▸ **Exercise goal**: All of the records below must be output exactly, with no pictures carried over.

** start Extracted entries **

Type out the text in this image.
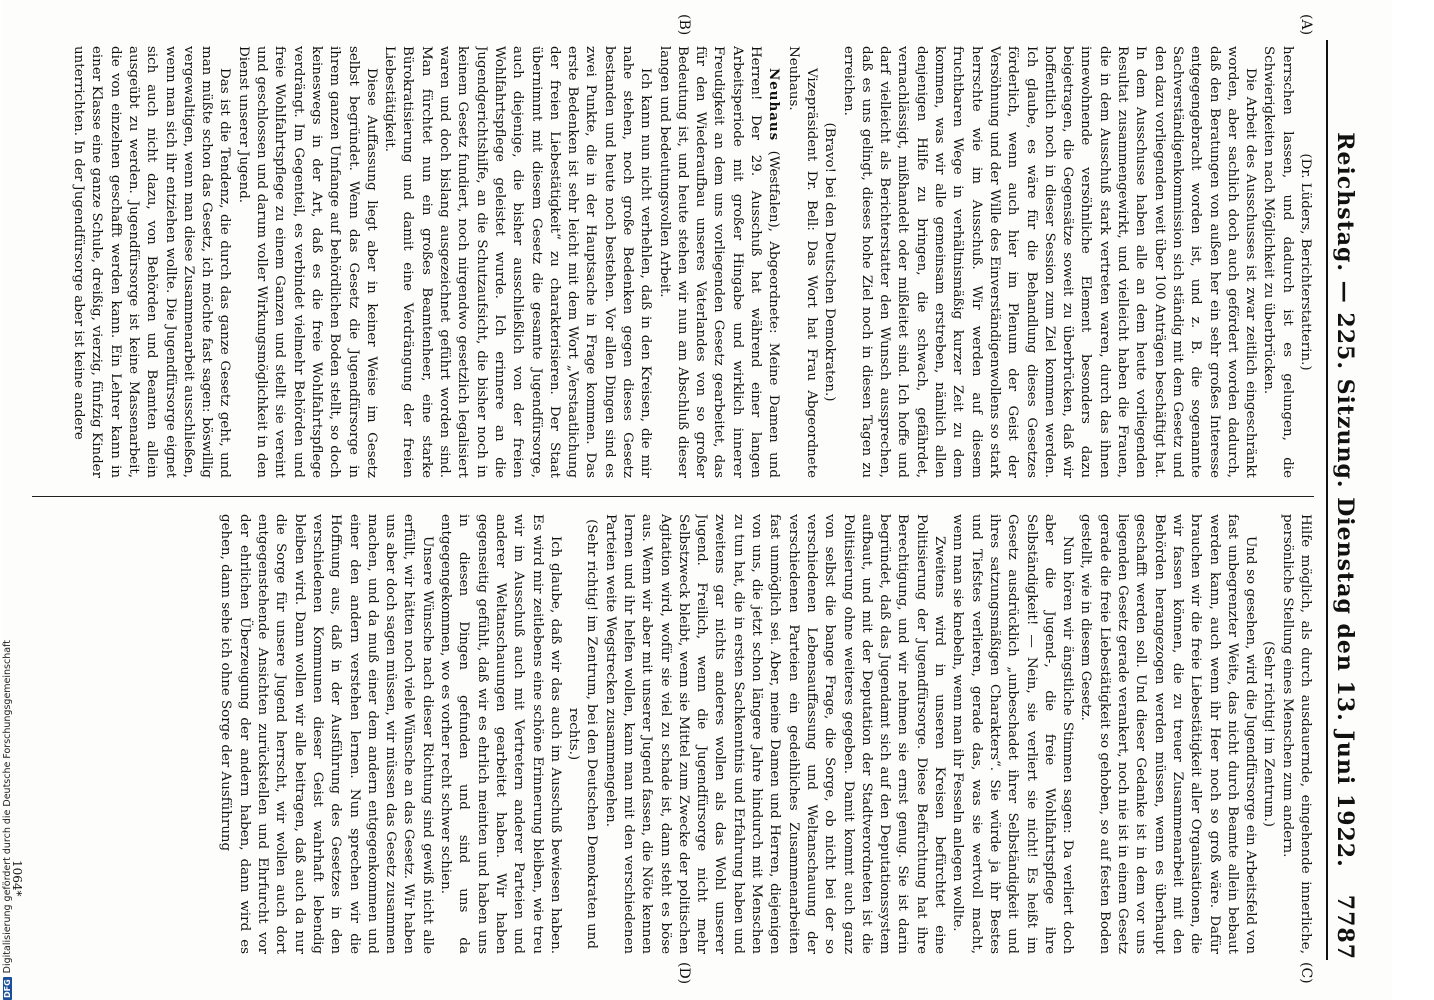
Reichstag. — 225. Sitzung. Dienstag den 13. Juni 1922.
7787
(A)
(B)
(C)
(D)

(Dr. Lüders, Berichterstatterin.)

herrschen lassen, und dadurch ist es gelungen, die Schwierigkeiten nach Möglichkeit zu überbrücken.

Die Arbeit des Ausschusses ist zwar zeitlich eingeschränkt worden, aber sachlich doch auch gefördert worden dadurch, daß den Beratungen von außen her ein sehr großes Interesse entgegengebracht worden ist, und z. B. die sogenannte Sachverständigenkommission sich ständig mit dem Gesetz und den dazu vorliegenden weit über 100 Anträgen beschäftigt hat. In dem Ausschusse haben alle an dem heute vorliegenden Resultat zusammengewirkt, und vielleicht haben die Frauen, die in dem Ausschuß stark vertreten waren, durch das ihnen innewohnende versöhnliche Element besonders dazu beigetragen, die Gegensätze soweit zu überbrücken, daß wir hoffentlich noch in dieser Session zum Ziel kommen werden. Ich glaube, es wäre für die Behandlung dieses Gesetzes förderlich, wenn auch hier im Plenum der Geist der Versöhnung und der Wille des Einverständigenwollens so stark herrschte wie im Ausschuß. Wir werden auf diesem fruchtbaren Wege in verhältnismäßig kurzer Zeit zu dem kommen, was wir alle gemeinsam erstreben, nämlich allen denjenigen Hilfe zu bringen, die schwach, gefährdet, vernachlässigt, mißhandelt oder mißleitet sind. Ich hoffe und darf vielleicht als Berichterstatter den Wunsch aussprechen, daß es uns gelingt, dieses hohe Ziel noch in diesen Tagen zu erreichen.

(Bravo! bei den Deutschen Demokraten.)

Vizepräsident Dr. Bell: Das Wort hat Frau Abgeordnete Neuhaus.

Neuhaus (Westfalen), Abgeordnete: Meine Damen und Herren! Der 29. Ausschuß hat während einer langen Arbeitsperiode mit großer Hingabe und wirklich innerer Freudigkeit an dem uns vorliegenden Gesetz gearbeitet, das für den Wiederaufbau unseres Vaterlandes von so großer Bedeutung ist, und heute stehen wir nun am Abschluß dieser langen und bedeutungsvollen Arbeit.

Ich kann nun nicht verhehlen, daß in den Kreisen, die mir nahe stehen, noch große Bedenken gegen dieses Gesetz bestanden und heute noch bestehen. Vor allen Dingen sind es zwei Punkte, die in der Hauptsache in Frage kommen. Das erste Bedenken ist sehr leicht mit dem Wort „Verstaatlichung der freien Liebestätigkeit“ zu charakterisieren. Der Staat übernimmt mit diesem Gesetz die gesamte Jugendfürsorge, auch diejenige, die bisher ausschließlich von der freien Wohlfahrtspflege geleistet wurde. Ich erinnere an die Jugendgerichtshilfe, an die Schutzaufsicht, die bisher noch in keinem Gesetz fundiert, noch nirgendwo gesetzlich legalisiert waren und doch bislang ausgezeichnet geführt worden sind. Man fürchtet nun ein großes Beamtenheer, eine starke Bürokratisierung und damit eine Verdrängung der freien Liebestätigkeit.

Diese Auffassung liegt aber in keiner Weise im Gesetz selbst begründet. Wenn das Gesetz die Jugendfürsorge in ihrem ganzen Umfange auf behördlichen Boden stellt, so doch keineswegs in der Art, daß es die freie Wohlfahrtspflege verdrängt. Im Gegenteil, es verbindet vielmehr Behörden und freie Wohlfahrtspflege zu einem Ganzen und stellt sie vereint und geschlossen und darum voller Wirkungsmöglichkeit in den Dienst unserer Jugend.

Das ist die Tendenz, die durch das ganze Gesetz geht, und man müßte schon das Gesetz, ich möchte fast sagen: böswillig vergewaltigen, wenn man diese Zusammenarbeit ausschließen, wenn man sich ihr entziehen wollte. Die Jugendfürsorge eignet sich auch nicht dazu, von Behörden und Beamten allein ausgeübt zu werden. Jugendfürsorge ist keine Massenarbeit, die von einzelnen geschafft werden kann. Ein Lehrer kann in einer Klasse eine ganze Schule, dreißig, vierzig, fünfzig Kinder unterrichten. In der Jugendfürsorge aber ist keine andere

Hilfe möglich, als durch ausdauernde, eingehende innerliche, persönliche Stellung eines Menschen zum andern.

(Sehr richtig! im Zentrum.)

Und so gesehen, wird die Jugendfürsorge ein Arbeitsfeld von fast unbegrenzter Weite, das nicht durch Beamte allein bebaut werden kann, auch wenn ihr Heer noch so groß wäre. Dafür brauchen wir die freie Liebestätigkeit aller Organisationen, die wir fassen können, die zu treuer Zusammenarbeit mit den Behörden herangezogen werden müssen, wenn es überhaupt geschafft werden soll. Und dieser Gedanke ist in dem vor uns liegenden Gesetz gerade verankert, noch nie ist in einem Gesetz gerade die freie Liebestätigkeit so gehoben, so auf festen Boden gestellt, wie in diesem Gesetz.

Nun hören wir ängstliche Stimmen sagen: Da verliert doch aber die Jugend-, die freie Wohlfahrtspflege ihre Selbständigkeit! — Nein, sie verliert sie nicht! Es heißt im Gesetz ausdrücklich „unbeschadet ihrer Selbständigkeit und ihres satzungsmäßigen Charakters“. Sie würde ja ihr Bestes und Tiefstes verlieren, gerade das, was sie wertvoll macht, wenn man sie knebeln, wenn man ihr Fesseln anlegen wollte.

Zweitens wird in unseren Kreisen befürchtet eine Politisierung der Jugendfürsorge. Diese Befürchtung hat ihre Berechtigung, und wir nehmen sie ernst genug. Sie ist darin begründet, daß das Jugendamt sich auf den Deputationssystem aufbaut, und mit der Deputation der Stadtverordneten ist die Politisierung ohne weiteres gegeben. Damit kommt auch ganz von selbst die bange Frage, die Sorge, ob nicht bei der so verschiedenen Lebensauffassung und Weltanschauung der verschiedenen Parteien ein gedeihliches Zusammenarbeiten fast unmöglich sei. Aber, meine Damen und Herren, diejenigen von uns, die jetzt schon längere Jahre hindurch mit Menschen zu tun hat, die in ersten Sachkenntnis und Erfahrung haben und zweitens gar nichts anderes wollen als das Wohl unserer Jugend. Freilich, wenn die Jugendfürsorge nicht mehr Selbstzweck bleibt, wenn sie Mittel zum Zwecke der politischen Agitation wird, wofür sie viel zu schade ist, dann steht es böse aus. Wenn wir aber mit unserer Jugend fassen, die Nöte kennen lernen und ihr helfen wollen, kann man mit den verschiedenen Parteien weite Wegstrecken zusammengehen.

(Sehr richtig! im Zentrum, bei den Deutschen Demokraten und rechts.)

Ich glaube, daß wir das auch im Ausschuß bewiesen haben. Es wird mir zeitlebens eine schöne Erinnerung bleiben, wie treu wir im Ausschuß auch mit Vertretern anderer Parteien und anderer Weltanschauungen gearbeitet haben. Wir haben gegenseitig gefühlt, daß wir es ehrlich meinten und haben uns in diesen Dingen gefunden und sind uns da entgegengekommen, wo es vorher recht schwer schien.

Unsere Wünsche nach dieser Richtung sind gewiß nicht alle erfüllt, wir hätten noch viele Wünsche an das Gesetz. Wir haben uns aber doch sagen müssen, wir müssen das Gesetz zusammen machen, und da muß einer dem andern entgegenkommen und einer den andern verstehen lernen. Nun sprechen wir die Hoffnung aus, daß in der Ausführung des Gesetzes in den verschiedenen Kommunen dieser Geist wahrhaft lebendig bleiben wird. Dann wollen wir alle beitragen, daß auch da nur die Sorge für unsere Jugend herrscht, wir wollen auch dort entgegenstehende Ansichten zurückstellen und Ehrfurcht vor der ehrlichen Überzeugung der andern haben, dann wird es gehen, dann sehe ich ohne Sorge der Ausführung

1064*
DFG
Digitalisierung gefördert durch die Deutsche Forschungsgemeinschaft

** end Extracted entries **

▸ **Solution to this problem**:
Type out the text in this image.
Reichstag. — 225. Sitzung. Dienstag den 13. Juni 1922.
7787
(A)
(B)
(C)
(D)

(Dr. Lüders, Berichterstatterin.)

herrschen lassen, und dadurch ist es gelungen, die Schwierigkeiten nach Möglichkeit zu überbrücken.

Die Arbeit des Ausschusses ist zwar zeitlich eingeschränkt worden, aber sachlich doch auch gefördert worden dadurch, daß den Beratungen von außen her ein sehr großes Interesse entgegengebracht worden ist, und z. B. die sogenannte Sachverständigenkommission sich ständig mit dem Gesetz und den dazu vorliegenden weit über 100 Anträgen beschäftigt hat. In dem Ausschusse haben alle an dem heute vorliegenden Resultat zusammengewirkt, und vielleicht haben die Frauen, die in dem Ausschuß stark vertreten waren, durch das ihnen innewohnende versöhnliche Element besonders dazu beigetragen, die Gegensätze soweit zu überbrücken, daß wir hoffentlich noch in dieser Session zum Ziel kommen werden. Ich glaube, es wäre für die Behandlung dieses Gesetzes förderlich, wenn auch hier im Plenum der Geist der Versöhnung und der Wille des Einverständigenwollens so stark herrschte wie im Ausschuß. Wir werden auf diesem fruchtbaren Wege in verhältnismäßig kurzer Zeit zu dem kommen, was wir alle gemeinsam erstreben, nämlich allen denjenigen Hilfe zu bringen, die schwach, gefährdet, vernachlässigt, mißhandelt oder mißleitet sind. Ich hoffe und darf vielleicht als Berichterstatter den Wunsch aussprechen, daß es uns gelingt, dieses hohe Ziel noch in diesen Tagen zu erreichen.

(Bravo! bei den Deutschen Demokraten.)

Vizepräsident Dr. Bell: Das Wort hat Frau Abgeordnete Neuhaus.

Neuhaus (Westfalen), Abgeordnete: Meine Damen und Herren! Der 29. Ausschuß hat während einer langen Arbeitsperiode mit großer Hingabe und wirklich innerer Freudigkeit an dem uns vorliegenden Gesetz gearbeitet, das für den Wiederaufbau unseres Vaterlandes von so großer Bedeutung ist, und heute stehen wir nun am Abschluß dieser langen und bedeutungsvollen Arbeit.

Ich kann nun nicht verhehlen, daß in den Kreisen, die mir nahe stehen, noch große Bedenken gegen dieses Gesetz bestanden und heute noch bestehen. Vor allen Dingen sind es zwei Punkte, die in der Hauptsache in Frage kommen. Das erste Bedenken ist sehr leicht mit dem Wort „Verstaatlichung der freien Liebestätigkeit“ zu charakterisieren. Der Staat übernimmt mit diesem Gesetz die gesamte Jugendfürsorge, auch diejenige, die bisher ausschließlich von der freien Wohlfahrtspflege geleistet wurde. Ich erinnere an die Jugendgerichtshilfe, an die Schutzaufsicht, die bisher noch in keinem Gesetz fundiert, noch nirgendwo gesetzlich legalisiert waren und doch bislang ausgezeichnet geführt worden sind. Man fürchtet nun ein großes Beamtenheer, eine starke Bürokratisierung und damit eine Verdrängung der freien Liebestätigkeit.

Diese Auffassung liegt aber in keiner Weise im Gesetz selbst begründet. Wenn das Gesetz die Jugendfürsorge in ihrem ganzen Umfange auf behördlichen Boden stellt, so doch keineswegs in der Art, daß es die freie Wohlfahrtspflege verdrängt. Im Gegenteil, es verbindet vielmehr Behörden und freie Wohlfahrtspflege zu einem Ganzen und stellt sie vereint und geschlossen und darum voller Wirkungsmöglichkeit in den Dienst unserer Jugend.

Das ist die Tendenz, die durch das ganze Gesetz geht, und man müßte schon das Gesetz, ich möchte fast sagen: böswillig vergewaltigen, wenn man diese Zusammenarbeit ausschließen, wenn man sich ihr entziehen wollte. Die Jugendfürsorge eignet sich auch nicht dazu, von Behörden und Beamten allein ausgeübt zu werden. Jugendfürsorge ist keine Massenarbeit, die von einzelnen geschafft werden kann. Ein Lehrer kann in einer Klasse eine ganze Schule, dreißig, vierzig, fünfzig Kinder unterrichten. In der Jugendfürsorge aber ist keine andere

Hilfe möglich, als durch ausdauernde, eingehende innerliche, persönliche Stellung eines Menschen zum andern.

(Sehr richtig! im Zentrum.)

Und so gesehen, wird die Jugendfürsorge ein Arbeitsfeld von fast unbegrenzter Weite, das nicht durch Beamte allein bebaut werden kann, auch wenn ihr Heer noch so groß wäre. Dafür brauchen wir die freie Liebestätigkeit aller Organisationen, die wir fassen können, die zu treuer Zusammenarbeit mit den Behörden herangezogen werden müssen, wenn es überhaupt geschafft werden soll. Und dieser Gedanke ist in dem vor uns liegenden Gesetz gerade verankert, noch nie ist in einem Gesetz gerade die freie Liebestätigkeit so gehoben, so auf festen Boden gestellt, wie in diesem Gesetz.

Nun hören wir ängstliche Stimmen sagen: Da verliert doch aber die Jugend-, die freie Wohlfahrtspflege ihre Selbständigkeit! — Nein, sie verliert sie nicht! Es heißt im Gesetz ausdrücklich „unbeschadet ihrer Selbständigkeit und ihres satzungsmäßigen Charakters“. Sie würde ja ihr Bestes und Tiefstes verlieren, gerade das, was sie wertvoll macht, wenn man sie knebeln, wenn man ihr Fesseln anlegen wollte.

Zweitens wird in unseren Kreisen befürchtet eine Politisierung der Jugendfürsorge. Diese Befürchtung hat ihre Berechtigung, und wir nehmen sie ernst genug. Sie ist darin begründet, daß das Jugendamt sich auf den Deputationssystem aufbaut, und mit der Deputation der Stadtverordneten ist die Politisierung ohne weiteres gegeben. Damit kommt auch ganz von selbst die bange Frage, die Sorge, ob nicht bei der so verschiedenen Lebensauffassung und Weltanschauung der verschiedenen Parteien ein gedeihliches Zusammenarbeiten fast unmöglich sei. Aber, meine Damen und Herren, diejenigen von uns, die jetzt schon längere Jahre hindurch mit Menschen zu tun hat, die in ersten Sachkenntnis und Erfahrung haben und zweitens gar nichts anderes wollen als das Wohl unserer Jugend. Freilich, wenn die Jugendfürsorge nicht mehr Selbstzweck bleibt, wenn sie Mittel zum Zwecke der politischen Agitation wird, wofür sie viel zu schade ist, dann steht es böse aus. Wenn wir aber mit unserer Jugend fassen, die Nöte kennen lernen und ihr helfen wollen, kann man mit den verschiedenen Parteien weite Wegstrecken zusammengehen.

(Sehr richtig! im Zentrum, bei den Deutschen Demokraten und rechts.)

Ich glaube, daß wir das auch im Ausschuß bewiesen haben. Es wird mir zeitlebens eine schöne Erinnerung bleiben, wie treu wir im Ausschuß auch mit Vertretern anderer Parteien und anderer Weltanschauungen gearbeitet haben. Wir haben gegenseitig gefühlt, daß wir es ehrlich meinten und haben uns in diesen Dingen gefunden und sind uns da entgegengekommen, wo es vorher recht schwer schien.

Unsere Wünsche nach dieser Richtung sind gewiß nicht alle erfüllt, wir hätten noch viele Wünsche an das Gesetz. Wir haben uns aber doch sagen müssen, wir müssen das Gesetz zusammen machen, und da muß einer dem andern entgegenkommen und einer den andern verstehen lernen. Nun sprechen wir die Hoffnung aus, daß in der Ausführung des Gesetzes in den verschiedenen Kommunen dieser Geist wahrhaft lebendig bleiben wird. Dann wollen wir alle beitragen, daß auch da nur die Sorge für unsere Jugend herrscht, wir wollen auch dort entgegenstehende Ansichten zurückstellen und Ehrfurcht vor der ehrlichen Überzeugung der andern haben, dann wird es gehen, dann sehe ich ohne Sorge der Ausführung

1064*
DFG
Digitalisierung gefördert durch die Deutsche Forschungsgemeinschaft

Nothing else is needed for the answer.